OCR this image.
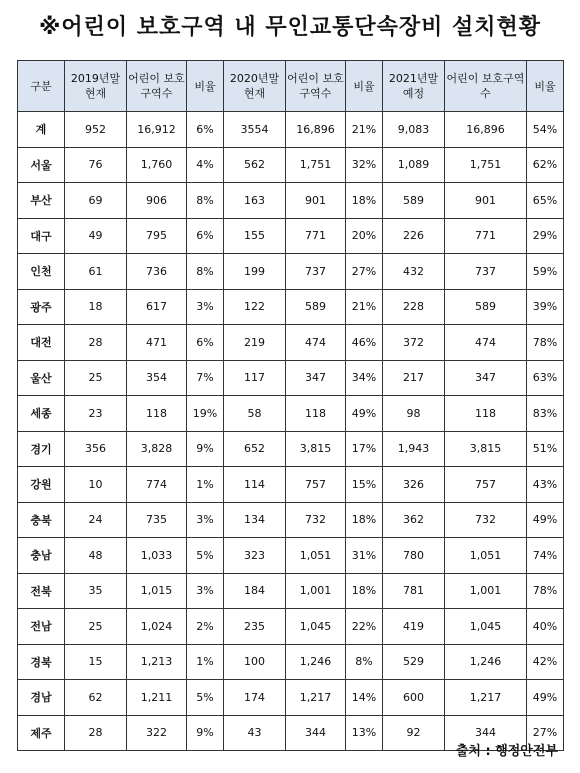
※어린이 보호구역 내 무인교통단속장비 설치현황
구분	2019년말 현재	어린이 보호구역수	비율	2020년말 현재	어린이 보호구역수	비율	2021년말 예정	어린이 보호구역수	비율
계	952	16,912	6%	3554	16,896	21%	9,083	16,896	54%
서울	76	1,760	4%	562	1,751	32%	1,089	1,751	62%
부산	69	906	8%	163	901	18%	589	901	65%
대구	49	795	6%	155	771	20%	226	771	29%
인천	61	736	8%	199	737	27%	432	737	59%
광주	18	617	3%	122	589	21%	228	589	39%
대전	28	471	6%	219	474	46%	372	474	78%
울산	25	354	7%	117	347	34%	217	347	63%
세종	23	118	19%	58	118	49%	98	118	83%
경기	356	3,828	9%	652	3,815	17%	1,943	3,815	51%
강원	10	774	1%	114	757	15%	326	757	43%
충북	24	735	3%	134	732	18%	362	732	49%
충남	48	1,033	5%	323	1,051	31%	780	1,051	74%
전북	35	1,015	3%	184	1,001	18%	781	1,001	78%
전남	25	1,024	2%	235	1,045	22%	419	1,045	40%
경북	15	1,213	1%	100	1,246	8%	529	1,246	42%
경남	62	1,211	5%	174	1,217	14%	600	1,217	49%
제주	28	322	9%	43	344	13%	92	344	27%
출처 : 행정안전부
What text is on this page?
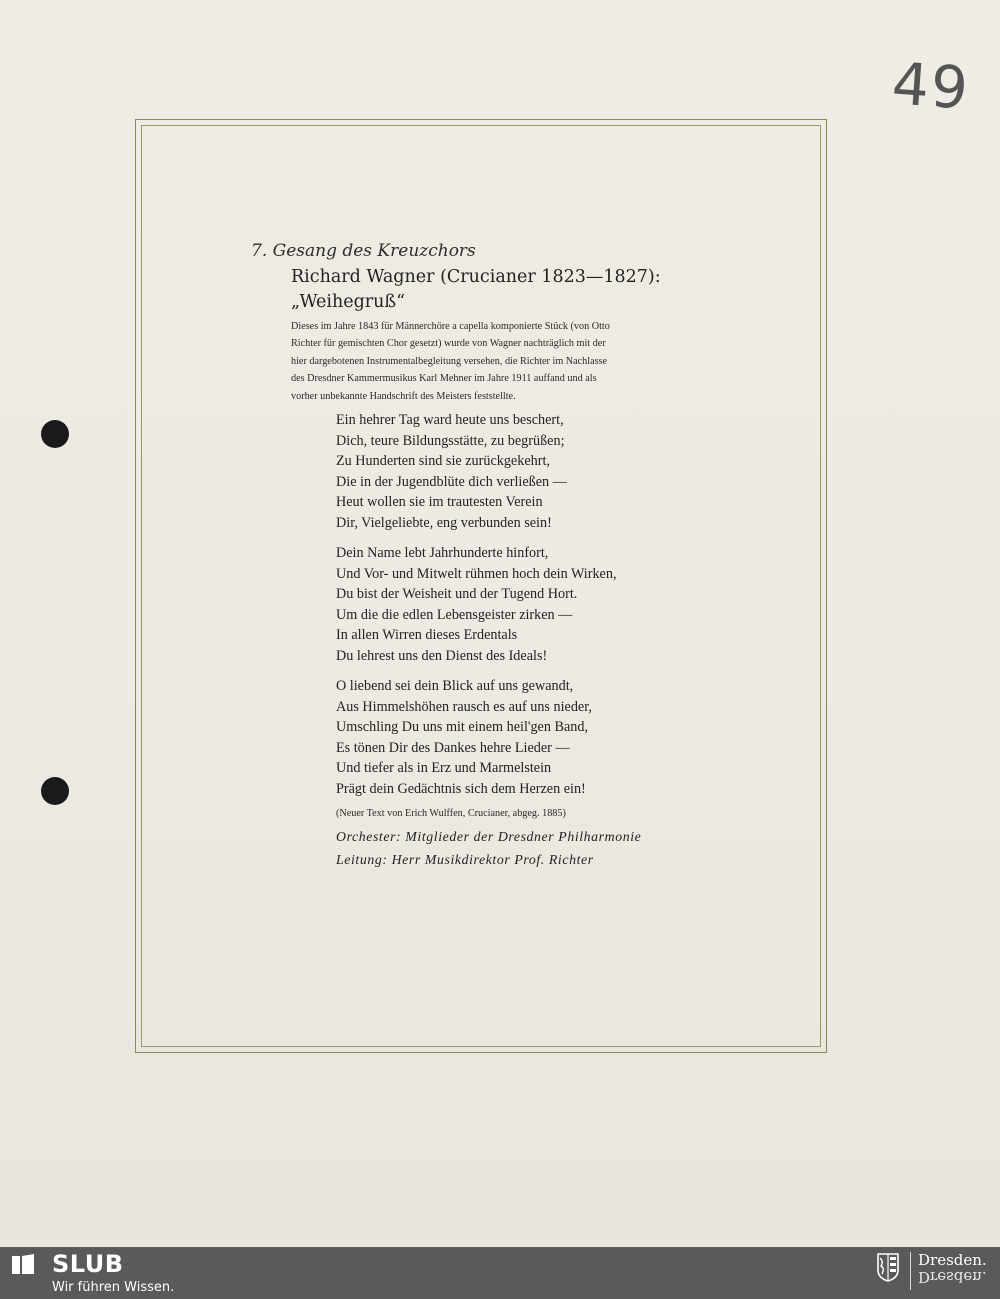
49
7. Gesang des Kreuzchors
Richard Wagner (Crucianer 1823—1827):
„Weihegruß“
Dieses im Jahre 1843 für Männerchöre a capella komponierte Stück (von Otto
Richter für gemischten Chor gesetzt) wurde von Wagner nachträglich mit der
hier dargebotenen Instrumentalbegleitung versehen, die Richter im Nachlasse
des Dresdner Kammermusikus Karl Mehner im Jahre 1911 auffand und als
vorher unbekannte Handschrift des Meisters feststellte.
Ein hehrer Tag ward heute uns beschert,
Dich, teure Bildungsstätte, zu begrüßen;
Zu Hunderten sind sie zurückgekehrt,
Die in der Jugendblüte dich verließen —
Heut wollen sie im trautesten Verein
Dir, Vielgeliebte, eng verbunden sein!
Dein Name lebt Jahrhunderte hinfort,
Und Vor- und Mitwelt rühmen hoch dein Wirken,
Du bist der Weisheit und der Tugend Hort.
Um die die edlen Lebensgeister zirken —
In allen Wirren dieses Erdentals
Du lehrest uns den Dienst des Ideals!
O liebend sei dein Blick auf uns gewandt,
Aus Himmelshöhen rausch es auf uns nieder,
Umschling Du uns mit einem heil'gen Band,
Es tönen Dir des Dankes hehre Lieder —
Und tiefer als in Erz und Marmelstein
Prägt dein Gedächtnis sich dem Herzen ein!
(Neuer Text von Erich Wulffen, Crucianer, abgeg. 1885)
Orchester: Mitglieder der Dresdner Philharmonie
Leitung: Herr Musikdirektor Prof. Richter
SLUB
Wir führen Wissen.
Dresden.
Dresden.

----

**Exercise instructions**
Show every line of the listing in which the string "Richter" can be found.

**Worked solution**
Richter für gemischten Chor gesetzt) wurde von Wagner nachträglich mit der
hier dargebotenen Instrumentalbegleitung versehen, die Richter im Nachlasse
Leitung: Herr Musikdirektor Prof. Richter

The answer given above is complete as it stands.